Which lines include the word "Rate"? Copy each of them.

Stored data
--*--
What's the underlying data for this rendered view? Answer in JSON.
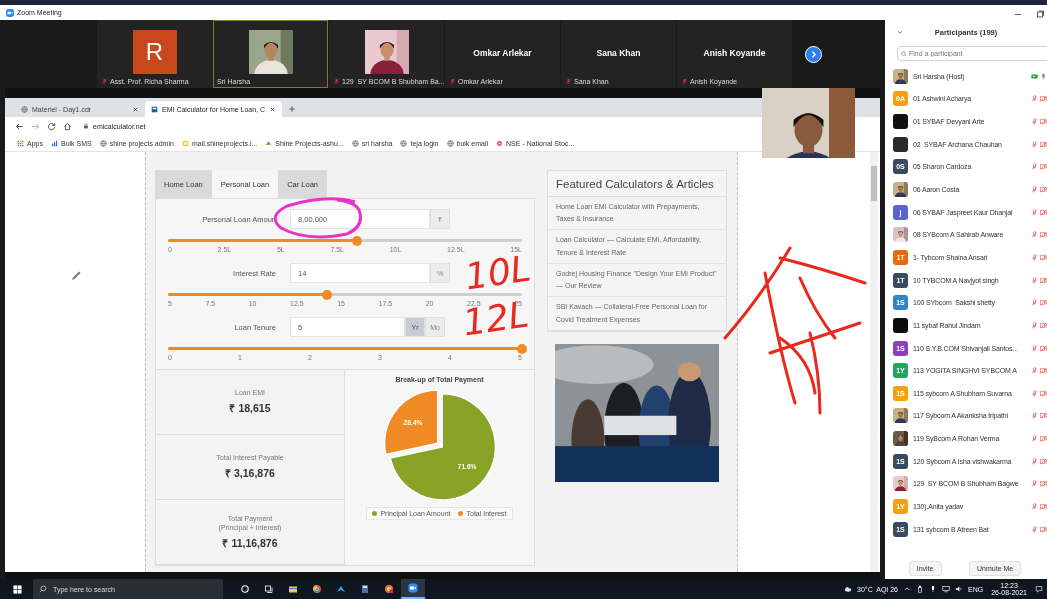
{
  "window": {
    "title": "Zoom Meeting"
  },
  "video_strip": {
    "tiles": [
      {
        "kind": "initial",
        "initial": "R",
        "color": "#c8471b",
        "label": "Asst. Prof. Richa Sharma",
        "muted": true,
        "speaking": false
      },
      {
        "kind": "picture",
        "label": "Sri Harsha",
        "muted": false,
        "speaking": true
      },
      {
        "kind": "picture",
        "label": "129  SY BCOM B Shubham Ba...",
        "muted": true,
        "speaking": false
      },
      {
        "kind": "name",
        "name": "Omkar Arlekar",
        "label": "Omkar Arlekar",
        "muted": true,
        "speaking": false
      },
      {
        "kind": "name",
        "name": "Sana Khan",
        "label": "Sana Khan",
        "muted": true,
        "speaking": false
      },
      {
        "kind": "name",
        "name": "Anish Koyande",
        "label": "Anish Koyande",
        "muted": true,
        "speaking": false
      }
    ]
  },
  "browser": {
    "tabs": [
      {
        "title": "Materiel - Day1.cdr",
        "selected": false
      },
      {
        "title": "EMI Calculator for Home Loan, C",
        "selected": true
      }
    ],
    "address": "emicalculator.net",
    "bookmarks": [
      {
        "kind": "grid",
        "label": "Apps"
      },
      {
        "kind": "bars",
        "label": "Bulk SMS"
      },
      {
        "kind": "globe",
        "label": "shine projects admin"
      },
      {
        "kind": "square",
        "label": "mail.shineprojects.i..."
      },
      {
        "kind": "logo",
        "label": "Shine Projects-ashu..."
      },
      {
        "kind": "globe",
        "label": "sri harsha"
      },
      {
        "kind": "globe",
        "label": "teja login"
      },
      {
        "kind": "globe",
        "label": "bulk email"
      },
      {
        "kind": "dot",
        "label": "NSE - National Stoc..."
      }
    ]
  },
  "calculator": {
    "tabs": [
      {
        "label": "Home Loan",
        "selected": false
      },
      {
        "label": "Personal Loan",
        "selected": true
      },
      {
        "label": "Car Loan",
        "selected": false
      }
    ],
    "inputs": [
      {
        "label": "Personal Loan Amoun",
        "value": "8,00,000",
        "units": [
          {
            "label": "₹",
            "selected": false
          }
        ],
        "level": 0.533,
        "ticks": [
          "0",
          "2.5L",
          "5L",
          "7.5L",
          "10L",
          "12.5L",
          "15L"
        ]
      },
      {
        "label": "Interest Rate",
        "value": "14",
        "units": [
          {
            "label": "%",
            "selected": false
          }
        ],
        "level": 0.45,
        "ticks": [
          "5",
          "7.5",
          "10",
          "12.5",
          "15",
          "17.5",
          "20",
          "22.5",
          "25"
        ]
      },
      {
        "label": "Loan Tenure",
        "value": "5",
        "units": [
          {
            "label": "Yr",
            "selected": true
          },
          {
            "label": "Mo",
            "selected": false
          }
        ],
        "level": 1,
        "ticks": [
          "0",
          "1",
          "2",
          "3",
          "4",
          "5"
        ]
      }
    ],
    "results": [
      {
        "label": "Loan EMI",
        "value": "₹ 18,615"
      },
      {
        "label": "Total Interest Payable",
        "value": "₹ 3,16,876"
      },
      {
        "label": "Total Payment",
        "sublabel": "(Principal + Interest)",
        "value": "₹ 11,16,876"
      }
    ],
    "chart_data": {
      "type": "pie",
      "title": "Break-up of Total Payment",
      "categories": [
        "Principal Loan Amount",
        "Total Interest"
      ],
      "values": [
        71.6,
        28.4
      ],
      "colors": [
        "#88a325",
        "#f08a24"
      ],
      "value_labels": [
        "71.6%",
        "28.4%"
      ],
      "legend": "bottom"
    }
  },
  "sidebar": {
    "heading": "Featured Calculators & Articles",
    "links": [
      "Home Loan EMI Calculator with Prepayments, Taxes & Insurance",
      "Loan Calculator — Calculate EMI, Affordability, Tenure & Interest Rate",
      "Godrej Housing Finance \"Design Your EMI Product\" — Our Review",
      "SBI Kavach — Collateral-Free Personal Loan for Covid Treatment Expenses"
    ]
  },
  "ink": [
    {
      "text": "10L"
    },
    {
      "text": "12L"
    }
  ],
  "participants_panel": {
    "title": "Participants (199)",
    "search_placeholder": "Find a participant",
    "participants": [
      {
        "name": "Sri Harsha (Host)",
        "muted": false,
        "video": true
      },
      {
        "name": "01 Ashwini Acharya",
        "avatar": {
          "kind": "initials",
          "text": "0A",
          "color": "#f5a011"
        },
        "muted": true,
        "video": false
      },
      {
        "name": "01 SYBAF Devyani Arte",
        "avatar": {
          "kind": "blank",
          "color": "#111111"
        },
        "muted": true,
        "video": false
      },
      {
        "name": "02  SYBAF Archana Chauhan",
        "avatar": {
          "kind": "blank",
          "color": "#2a2a2a"
        },
        "muted": true,
        "video": false
      },
      {
        "name": "05 Sharon Cardoza",
        "avatar": {
          "kind": "initials",
          "text": "0S",
          "color": "#3b4a63"
        },
        "muted": true,
        "video": false
      },
      {
        "name": "06 Aaron Costa",
        "muted": true,
        "video": false
      },
      {
        "name": "06 SYBAF Jaspreet Kaur Dhanjal",
        "avatar": {
          "kind": "initials",
          "text": "j",
          "color": "#5b63d3"
        },
        "muted": true,
        "video": false
      },
      {
        "name": "08 SYBcom A Sahirab Anware",
        "muted": true,
        "video": false
      },
      {
        "name": "1- Tybcom Shaina Ansari",
        "avatar": {
          "kind": "initials",
          "text": "1T",
          "color": "#e86a10"
        },
        "muted": true,
        "video": false
      },
      {
        "name": "10 TYBCOM A Navjyot singh",
        "avatar": {
          "kind": "initials",
          "text": "1T",
          "color": "#3b4a63"
        },
        "muted": true,
        "video": false
      },
      {
        "name": "100 SYbcom  Sakshi shetty",
        "avatar": {
          "kind": "initials",
          "text": "1S",
          "color": "#2e86c9"
        },
        "muted": true,
        "video": false
      },
      {
        "name": "11 sybaf Rahul Jindam",
        "avatar": {
          "kind": "blank",
          "color": "#0d0d0d"
        },
        "muted": true,
        "video": false
      },
      {
        "name": "110 S.Y.B.COM Shivanjali Santos...",
        "avatar": {
          "kind": "initials",
          "text": "1S",
          "color": "#8e3fbf"
        },
        "muted": true,
        "video": false
      },
      {
        "name": "113 YOGITA SINGHVI SYBCOM A",
        "avatar": {
          "kind": "initials",
          "text": "1Y",
          "color": "#23a55a"
        },
        "muted": true,
        "video": false
      },
      {
        "name": "115 sybcom A Shubham Suvarna",
        "avatar": {
          "kind": "initials",
          "text": "1S",
          "color": "#f5a011"
        },
        "muted": true,
        "video": false
      },
      {
        "name": "117 Sybcom A Akanksha tripathi",
        "muted": true,
        "video": false
      },
      {
        "name": "119 SyBcom A Rohan Verma",
        "muted": true,
        "video": false
      },
      {
        "name": "120 Sybcom A Isha vishwakarma",
        "avatar": {
          "kind": "initials",
          "text": "1S",
          "color": "#3b4a63"
        },
        "muted": true,
        "video": false
      },
      {
        "name": "129  SY BCOM B Shubham Bagwe",
        "muted": true,
        "video": false
      },
      {
        "name": "130).Anita yadav",
        "avatar": {
          "kind": "initials",
          "text": "1Y",
          "color": "#f5a011"
        },
        "muted": true,
        "video": false
      },
      {
        "name": "131 sybcom B Afreen Bat",
        "avatar": {
          "kind": "initials",
          "text": "1S",
          "color": "#3b4a63"
        },
        "muted": true,
        "video": false
      }
    ],
    "buttons": [
      "Invite",
      "Unmute Me"
    ]
  },
  "taskbar": {
    "search_placeholder": "Type here to search",
    "apps": [
      {
        "kind": "cortana",
        "active": false
      },
      {
        "kind": "taskview",
        "active": false
      },
      {
        "kind": "explorer",
        "active": false
      },
      {
        "kind": "chrome",
        "active": false
      },
      {
        "kind": "arrow",
        "active": false
      },
      {
        "kind": "calculator",
        "active": false
      },
      {
        "kind": "canary",
        "active": false
      },
      {
        "kind": "zoom",
        "active": true
      }
    ],
    "weather": "30°C  AQI 26",
    "language": "ENG",
    "time": "12:23",
    "date": "26-08-2021"
  }
}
--*--
*Exercise solution*:
        "label": "Interest Rate",
      "Loan Calculator — Calculate EMI, Affordability, Tenure & Interest Rate",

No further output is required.